(WHAT YOU SHOULD DO) Extract every line of the listing below that contains the string "panel".

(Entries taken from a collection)
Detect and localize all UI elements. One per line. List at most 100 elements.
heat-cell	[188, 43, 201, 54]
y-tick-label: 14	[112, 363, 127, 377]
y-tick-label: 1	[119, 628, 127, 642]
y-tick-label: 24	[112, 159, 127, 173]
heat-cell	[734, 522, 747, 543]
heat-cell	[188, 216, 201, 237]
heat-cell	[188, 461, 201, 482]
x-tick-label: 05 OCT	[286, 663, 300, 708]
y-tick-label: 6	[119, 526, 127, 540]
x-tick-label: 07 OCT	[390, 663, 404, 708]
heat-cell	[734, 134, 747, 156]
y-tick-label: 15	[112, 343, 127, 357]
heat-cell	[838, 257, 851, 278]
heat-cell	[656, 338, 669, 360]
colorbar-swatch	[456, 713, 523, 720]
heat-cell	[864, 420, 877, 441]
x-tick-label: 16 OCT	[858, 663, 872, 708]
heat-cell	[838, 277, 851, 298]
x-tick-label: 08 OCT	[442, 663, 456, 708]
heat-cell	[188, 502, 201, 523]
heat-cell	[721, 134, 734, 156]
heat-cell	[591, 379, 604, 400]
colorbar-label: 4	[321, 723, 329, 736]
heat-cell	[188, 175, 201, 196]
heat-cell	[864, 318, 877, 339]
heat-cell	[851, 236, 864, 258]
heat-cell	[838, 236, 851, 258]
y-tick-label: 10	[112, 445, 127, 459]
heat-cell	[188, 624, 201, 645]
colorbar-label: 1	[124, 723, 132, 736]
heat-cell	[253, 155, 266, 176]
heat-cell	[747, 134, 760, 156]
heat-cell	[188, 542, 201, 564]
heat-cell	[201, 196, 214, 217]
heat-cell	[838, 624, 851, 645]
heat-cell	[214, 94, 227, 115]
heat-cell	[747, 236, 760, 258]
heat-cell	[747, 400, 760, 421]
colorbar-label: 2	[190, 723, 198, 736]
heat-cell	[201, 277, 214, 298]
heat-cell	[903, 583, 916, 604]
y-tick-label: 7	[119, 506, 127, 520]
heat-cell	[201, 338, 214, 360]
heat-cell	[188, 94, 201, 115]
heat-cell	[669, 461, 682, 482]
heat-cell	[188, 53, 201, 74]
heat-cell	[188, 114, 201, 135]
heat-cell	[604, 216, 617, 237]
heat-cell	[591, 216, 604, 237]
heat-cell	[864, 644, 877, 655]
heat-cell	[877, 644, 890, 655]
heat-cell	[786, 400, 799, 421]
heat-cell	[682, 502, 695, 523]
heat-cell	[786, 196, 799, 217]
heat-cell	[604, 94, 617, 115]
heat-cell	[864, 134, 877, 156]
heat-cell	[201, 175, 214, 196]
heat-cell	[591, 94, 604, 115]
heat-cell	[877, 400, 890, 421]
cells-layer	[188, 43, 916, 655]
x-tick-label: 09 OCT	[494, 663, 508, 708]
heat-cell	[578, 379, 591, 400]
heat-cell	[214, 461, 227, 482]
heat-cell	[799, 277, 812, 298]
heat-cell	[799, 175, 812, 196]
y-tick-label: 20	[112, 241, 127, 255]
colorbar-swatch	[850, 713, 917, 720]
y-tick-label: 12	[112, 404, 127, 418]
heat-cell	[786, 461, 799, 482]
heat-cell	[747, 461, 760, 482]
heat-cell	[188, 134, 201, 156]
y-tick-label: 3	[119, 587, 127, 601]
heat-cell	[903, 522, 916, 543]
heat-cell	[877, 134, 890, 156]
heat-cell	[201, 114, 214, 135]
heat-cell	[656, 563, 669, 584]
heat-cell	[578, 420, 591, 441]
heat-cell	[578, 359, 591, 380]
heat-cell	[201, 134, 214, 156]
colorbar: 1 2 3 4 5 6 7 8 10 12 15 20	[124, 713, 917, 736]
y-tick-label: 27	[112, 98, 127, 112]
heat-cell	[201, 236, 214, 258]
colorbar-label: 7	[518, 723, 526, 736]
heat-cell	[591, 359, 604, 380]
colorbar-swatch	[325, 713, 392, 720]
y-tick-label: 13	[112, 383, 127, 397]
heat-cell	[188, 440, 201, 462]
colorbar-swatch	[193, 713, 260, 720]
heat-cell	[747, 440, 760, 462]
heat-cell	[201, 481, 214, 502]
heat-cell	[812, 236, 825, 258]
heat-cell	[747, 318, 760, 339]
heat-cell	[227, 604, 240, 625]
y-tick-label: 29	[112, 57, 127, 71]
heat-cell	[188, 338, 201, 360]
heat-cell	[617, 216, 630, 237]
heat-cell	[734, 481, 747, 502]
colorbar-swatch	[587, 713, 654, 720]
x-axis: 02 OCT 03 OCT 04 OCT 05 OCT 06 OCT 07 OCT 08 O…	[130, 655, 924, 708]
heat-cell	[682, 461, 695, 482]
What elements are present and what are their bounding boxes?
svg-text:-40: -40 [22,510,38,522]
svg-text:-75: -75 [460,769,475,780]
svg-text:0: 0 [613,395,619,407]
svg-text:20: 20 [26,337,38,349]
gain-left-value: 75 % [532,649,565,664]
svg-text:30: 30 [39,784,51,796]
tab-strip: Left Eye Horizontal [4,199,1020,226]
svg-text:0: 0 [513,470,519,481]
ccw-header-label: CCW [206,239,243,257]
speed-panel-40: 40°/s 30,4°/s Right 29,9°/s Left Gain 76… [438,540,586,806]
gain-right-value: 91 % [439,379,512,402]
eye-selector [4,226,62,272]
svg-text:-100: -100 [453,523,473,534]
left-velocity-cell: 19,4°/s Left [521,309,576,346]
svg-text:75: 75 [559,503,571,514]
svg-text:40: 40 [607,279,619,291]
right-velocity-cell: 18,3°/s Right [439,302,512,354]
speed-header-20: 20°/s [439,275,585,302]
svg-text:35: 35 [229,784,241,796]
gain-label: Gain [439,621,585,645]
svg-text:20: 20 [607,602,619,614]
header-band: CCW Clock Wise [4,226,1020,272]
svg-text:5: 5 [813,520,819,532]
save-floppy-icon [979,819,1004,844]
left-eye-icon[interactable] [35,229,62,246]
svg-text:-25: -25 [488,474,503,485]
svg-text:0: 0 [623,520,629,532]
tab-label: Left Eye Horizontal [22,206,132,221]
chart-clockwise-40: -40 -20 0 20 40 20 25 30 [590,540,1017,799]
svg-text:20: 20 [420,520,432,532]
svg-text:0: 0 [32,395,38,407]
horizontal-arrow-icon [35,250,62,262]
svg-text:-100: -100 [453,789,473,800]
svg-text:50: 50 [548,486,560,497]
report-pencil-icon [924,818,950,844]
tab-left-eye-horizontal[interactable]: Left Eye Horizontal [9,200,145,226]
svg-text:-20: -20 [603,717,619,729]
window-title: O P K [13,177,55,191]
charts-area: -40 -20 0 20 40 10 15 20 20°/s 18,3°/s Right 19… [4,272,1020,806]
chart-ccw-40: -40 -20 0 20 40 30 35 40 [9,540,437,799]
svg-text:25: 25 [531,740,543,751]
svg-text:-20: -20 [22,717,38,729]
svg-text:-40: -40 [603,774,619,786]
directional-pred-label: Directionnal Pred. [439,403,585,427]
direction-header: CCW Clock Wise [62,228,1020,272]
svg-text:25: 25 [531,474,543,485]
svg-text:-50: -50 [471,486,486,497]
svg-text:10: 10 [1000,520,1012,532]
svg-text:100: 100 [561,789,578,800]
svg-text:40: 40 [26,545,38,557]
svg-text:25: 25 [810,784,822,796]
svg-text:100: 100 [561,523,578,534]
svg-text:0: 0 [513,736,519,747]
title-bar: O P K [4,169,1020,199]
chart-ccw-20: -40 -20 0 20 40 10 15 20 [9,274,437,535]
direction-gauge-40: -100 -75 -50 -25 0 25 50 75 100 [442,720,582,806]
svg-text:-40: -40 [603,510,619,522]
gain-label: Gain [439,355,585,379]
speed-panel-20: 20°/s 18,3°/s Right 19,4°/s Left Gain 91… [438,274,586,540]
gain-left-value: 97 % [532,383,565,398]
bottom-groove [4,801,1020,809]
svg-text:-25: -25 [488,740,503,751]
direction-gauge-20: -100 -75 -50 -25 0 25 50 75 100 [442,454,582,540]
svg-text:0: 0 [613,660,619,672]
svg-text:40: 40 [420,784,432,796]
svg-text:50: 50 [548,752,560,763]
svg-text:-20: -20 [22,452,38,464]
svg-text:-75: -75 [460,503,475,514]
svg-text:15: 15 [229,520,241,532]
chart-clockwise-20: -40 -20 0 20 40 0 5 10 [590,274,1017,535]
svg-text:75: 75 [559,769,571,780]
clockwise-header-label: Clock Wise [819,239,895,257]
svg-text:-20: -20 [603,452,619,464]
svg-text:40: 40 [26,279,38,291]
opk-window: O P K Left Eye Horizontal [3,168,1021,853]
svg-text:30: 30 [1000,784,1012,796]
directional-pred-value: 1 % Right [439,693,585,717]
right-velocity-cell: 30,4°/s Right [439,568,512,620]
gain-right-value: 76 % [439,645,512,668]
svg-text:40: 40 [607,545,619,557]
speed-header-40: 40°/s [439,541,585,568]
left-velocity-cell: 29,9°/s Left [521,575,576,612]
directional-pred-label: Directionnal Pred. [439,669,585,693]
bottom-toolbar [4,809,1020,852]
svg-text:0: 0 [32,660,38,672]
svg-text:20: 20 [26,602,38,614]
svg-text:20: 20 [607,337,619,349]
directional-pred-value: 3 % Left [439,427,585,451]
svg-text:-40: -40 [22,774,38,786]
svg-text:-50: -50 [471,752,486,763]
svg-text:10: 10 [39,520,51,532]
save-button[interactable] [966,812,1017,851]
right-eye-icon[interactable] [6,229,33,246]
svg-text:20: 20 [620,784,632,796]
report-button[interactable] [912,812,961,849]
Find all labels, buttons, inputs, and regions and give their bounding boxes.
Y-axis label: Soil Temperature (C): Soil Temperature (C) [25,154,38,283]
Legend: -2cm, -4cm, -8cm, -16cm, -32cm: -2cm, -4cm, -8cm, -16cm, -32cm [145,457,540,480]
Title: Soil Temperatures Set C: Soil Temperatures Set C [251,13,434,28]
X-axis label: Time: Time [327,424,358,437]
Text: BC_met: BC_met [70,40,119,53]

(RESULT OF THIS TASK)
speed-panel-40: 40°/s 30,4°/s Right 29,9°/s Left Gain 76… [438,540,586,806]
speed-panel-20: 20°/s 18,3°/s Right 19,4°/s Left Gain 91… [438,274,586,540]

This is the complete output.